## START Given records

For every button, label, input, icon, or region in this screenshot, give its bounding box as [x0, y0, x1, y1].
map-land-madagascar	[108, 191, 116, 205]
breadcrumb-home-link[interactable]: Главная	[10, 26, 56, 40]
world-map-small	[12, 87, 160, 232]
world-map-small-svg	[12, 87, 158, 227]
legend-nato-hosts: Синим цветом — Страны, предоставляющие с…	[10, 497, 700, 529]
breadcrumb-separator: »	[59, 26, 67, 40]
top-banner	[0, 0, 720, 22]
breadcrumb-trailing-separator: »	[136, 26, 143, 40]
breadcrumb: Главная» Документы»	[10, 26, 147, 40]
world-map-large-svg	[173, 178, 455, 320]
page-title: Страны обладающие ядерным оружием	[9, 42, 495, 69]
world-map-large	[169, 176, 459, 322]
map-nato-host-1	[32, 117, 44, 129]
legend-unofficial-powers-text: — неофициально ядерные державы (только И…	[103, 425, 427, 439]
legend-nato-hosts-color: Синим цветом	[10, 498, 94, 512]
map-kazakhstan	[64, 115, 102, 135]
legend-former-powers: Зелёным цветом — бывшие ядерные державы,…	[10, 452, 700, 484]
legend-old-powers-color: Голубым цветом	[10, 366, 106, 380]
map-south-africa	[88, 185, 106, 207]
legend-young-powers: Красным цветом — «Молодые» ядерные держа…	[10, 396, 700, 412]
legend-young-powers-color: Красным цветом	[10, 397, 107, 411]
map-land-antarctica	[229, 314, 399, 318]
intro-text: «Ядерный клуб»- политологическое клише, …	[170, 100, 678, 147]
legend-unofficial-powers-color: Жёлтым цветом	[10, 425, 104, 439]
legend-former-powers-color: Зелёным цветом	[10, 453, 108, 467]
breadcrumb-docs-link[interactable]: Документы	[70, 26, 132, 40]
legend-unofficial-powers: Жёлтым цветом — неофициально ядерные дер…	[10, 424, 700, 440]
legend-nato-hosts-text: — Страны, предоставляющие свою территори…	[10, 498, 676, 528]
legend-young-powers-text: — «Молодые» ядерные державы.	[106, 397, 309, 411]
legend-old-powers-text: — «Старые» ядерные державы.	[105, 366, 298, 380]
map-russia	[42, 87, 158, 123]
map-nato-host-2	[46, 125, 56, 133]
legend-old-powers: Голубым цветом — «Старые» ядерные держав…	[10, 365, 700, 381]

## END Given records

Instructions to follow: Present every line of the records above as a numbered list, skipping any blank lines.

Solution for this task:
1. For every button, label, input, icon, or region in this screenshot, give its bounding box as [x0, y0, x1, y1].
2. map-land-madagascar	[108, 191, 116, 205]
3. breadcrumb-home-link[interactable]: Главная	[10, 26, 56, 40]
4. world-map-small	[12, 87, 160, 232]
5. world-map-small-svg	[12, 87, 158, 227]
6. legend-nato-hosts: Синим цветом — Страны, предоставляющие с…	[10, 497, 700, 529]
7. breadcrumb-separator: »	[59, 26, 67, 40]
8. top-banner	[0, 0, 720, 22]
9. breadcrumb-trailing-separator: »	[136, 26, 143, 40]
10. breadcrumb: Главная» Документы»	[10, 26, 147, 40]
11. world-map-large-svg	[173, 178, 455, 320]
12. page-title: Страны обладающие ядерным оружием	[9, 42, 495, 69]
13. world-map-large	[169, 176, 459, 322]
14. map-nato-host-1	[32, 117, 44, 129]
15. legend-unofficial-powers-text: — неофициально ядерные державы (только И…	[103, 425, 427, 439]
16. legend-nato-hosts-color: Синим цветом	[10, 498, 94, 512]
17. map-kazakhstan	[64, 115, 102, 135]
18. legend-former-powers: Зелёным цветом — бывшие ядерные державы,…	[10, 452, 700, 484]
19. legend-old-powers-color: Голубым цветом	[10, 366, 106, 380]
20. map-south-africa	[88, 185, 106, 207]
21. legend-young-powers: Красным цветом — «Молодые» ядерные держа…	[10, 396, 700, 412]
22. legend-young-powers-color: Красным цветом	[10, 397, 107, 411]
23. map-land-antarctica	[229, 314, 399, 318]
24. intro-text: «Ядерный клуб»- политологическое клише, …	[170, 100, 678, 147]
25. legend-unofficial-powers-color: Жёлтым цветом	[10, 425, 104, 439]
26. legend-former-powers-color: Зелёным цветом	[10, 453, 108, 467]
27. breadcrumb-docs-link[interactable]: Документы	[70, 26, 132, 40]
28. legend-unofficial-powers: Жёлтым цветом — неофициально ядерные дер…	[10, 424, 700, 440]
29. legend-nato-hosts-text: — Страны, предоставляющие свою территори…	[10, 498, 676, 528]
30. legend-young-powers-text: — «Молодые» ядерные державы.	[106, 397, 309, 411]
31. legend-old-powers-text: — «Старые» ядерные державы.	[105, 366, 298, 380]
32. map-russia	[42, 87, 158, 123]
33. map-nato-host-2	[46, 125, 56, 133]
34. legend-old-powers: Голубым цветом — «Старые» ядерные держав…	[10, 365, 700, 381]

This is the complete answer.